(Records from a collection of figures)
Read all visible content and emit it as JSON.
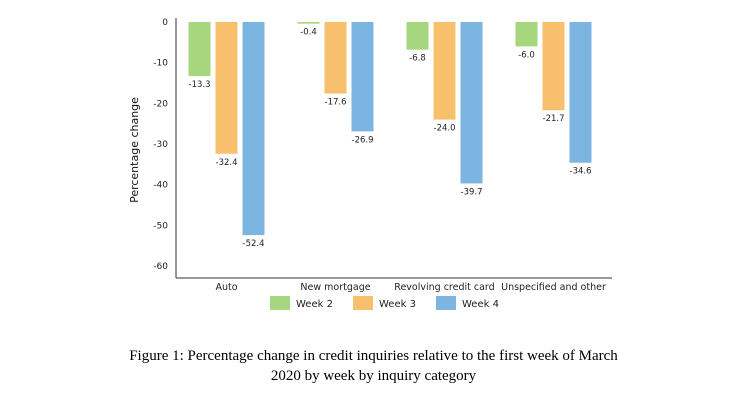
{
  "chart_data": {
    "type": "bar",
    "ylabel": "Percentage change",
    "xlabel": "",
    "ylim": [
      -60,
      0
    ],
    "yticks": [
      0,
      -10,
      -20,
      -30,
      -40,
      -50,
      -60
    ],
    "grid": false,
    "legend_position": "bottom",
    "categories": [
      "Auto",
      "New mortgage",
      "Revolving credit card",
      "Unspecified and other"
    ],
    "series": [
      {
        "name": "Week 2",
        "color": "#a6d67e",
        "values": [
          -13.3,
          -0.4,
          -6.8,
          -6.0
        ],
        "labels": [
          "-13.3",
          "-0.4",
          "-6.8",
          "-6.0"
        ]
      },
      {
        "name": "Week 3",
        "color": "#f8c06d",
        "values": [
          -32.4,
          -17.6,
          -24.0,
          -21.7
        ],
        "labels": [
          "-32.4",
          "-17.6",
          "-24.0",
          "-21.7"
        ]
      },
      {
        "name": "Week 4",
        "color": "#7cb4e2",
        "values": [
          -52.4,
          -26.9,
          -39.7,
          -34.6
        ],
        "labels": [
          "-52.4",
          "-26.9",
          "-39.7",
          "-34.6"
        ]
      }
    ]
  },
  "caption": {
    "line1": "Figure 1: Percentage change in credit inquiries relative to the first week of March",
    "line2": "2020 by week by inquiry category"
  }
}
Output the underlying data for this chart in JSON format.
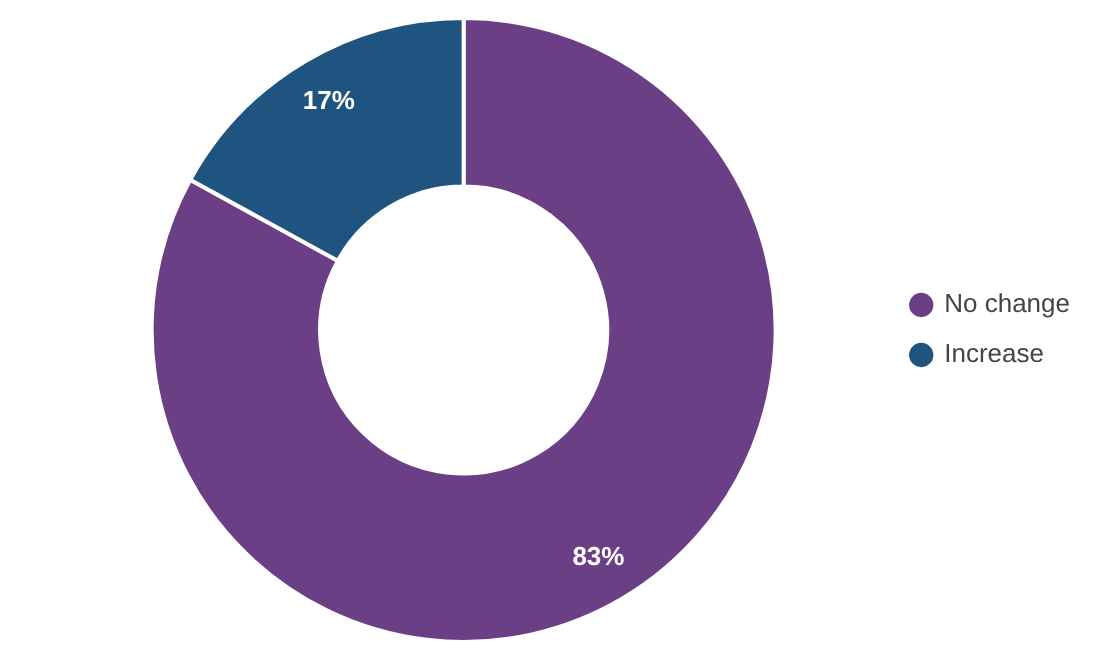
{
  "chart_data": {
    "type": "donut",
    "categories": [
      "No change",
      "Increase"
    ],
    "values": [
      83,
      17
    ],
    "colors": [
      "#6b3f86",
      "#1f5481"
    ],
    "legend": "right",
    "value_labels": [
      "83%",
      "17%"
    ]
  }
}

» **OBJECTIVE**
Reproduce all of the material above word for word. Omit the pictures.

» **THE COMPLETED TASK**
Read all visible content and emit it as JSON.
{
  "chart_data": {
    "type": "bar",
    "ylabel": "Percentage change",
    "xlabel": "",
    "ylim": [
      -60,
      0
    ],
    "yticks": [
      0,
      -10,
      -20,
      -30,
      -40,
      -50,
      -60
    ],
    "grid": false,
    "legend_position": "bottom",
    "categories": [
      "Auto",
      "New mortgage",
      "Revolving credit card",
      "Unspecified and other"
    ],
    "series": [
      {
        "name": "Week 2",
        "color": "#a6d67e",
        "values": [
          -13.3,
          -0.4,
          -6.8,
          -6.0
        ],
        "labels": [
          "-13.3",
          "-0.4",
          "-6.8",
          "-6.0"
        ]
      },
      {
        "name": "Week 3",
        "color": "#f8c06d",
        "values": [
          -32.4,
          -17.6,
          -24.0,
          -21.7
        ],
        "labels": [
          "-32.4",
          "-17.6",
          "-24.0",
          "-21.7"
        ]
      },
      {
        "name": "Week 4",
        "color": "#7cb4e2",
        "values": [
          -52.4,
          -26.9,
          -39.7,
          -34.6
        ],
        "labels": [
          "-52.4",
          "-26.9",
          "-39.7",
          "-34.6"
        ]
      }
    ]
  },
  "caption": {
    "line1": "Figure 1: Percentage change in credit inquiries relative to the first week of March",
    "line2": "2020 by week by inquiry category"
  }
}
Output the underlying data for this chart in JSON format.
{
  "chart_data": {
    "type": "donut",
    "categories": [
      "No change",
      "Increase"
    ],
    "values": [
      83,
      17
    ],
    "colors": [
      "#6b3f86",
      "#1f5481"
    ],
    "legend": "right",
    "value_labels": [
      "83%",
      "17%"
    ]
  }
}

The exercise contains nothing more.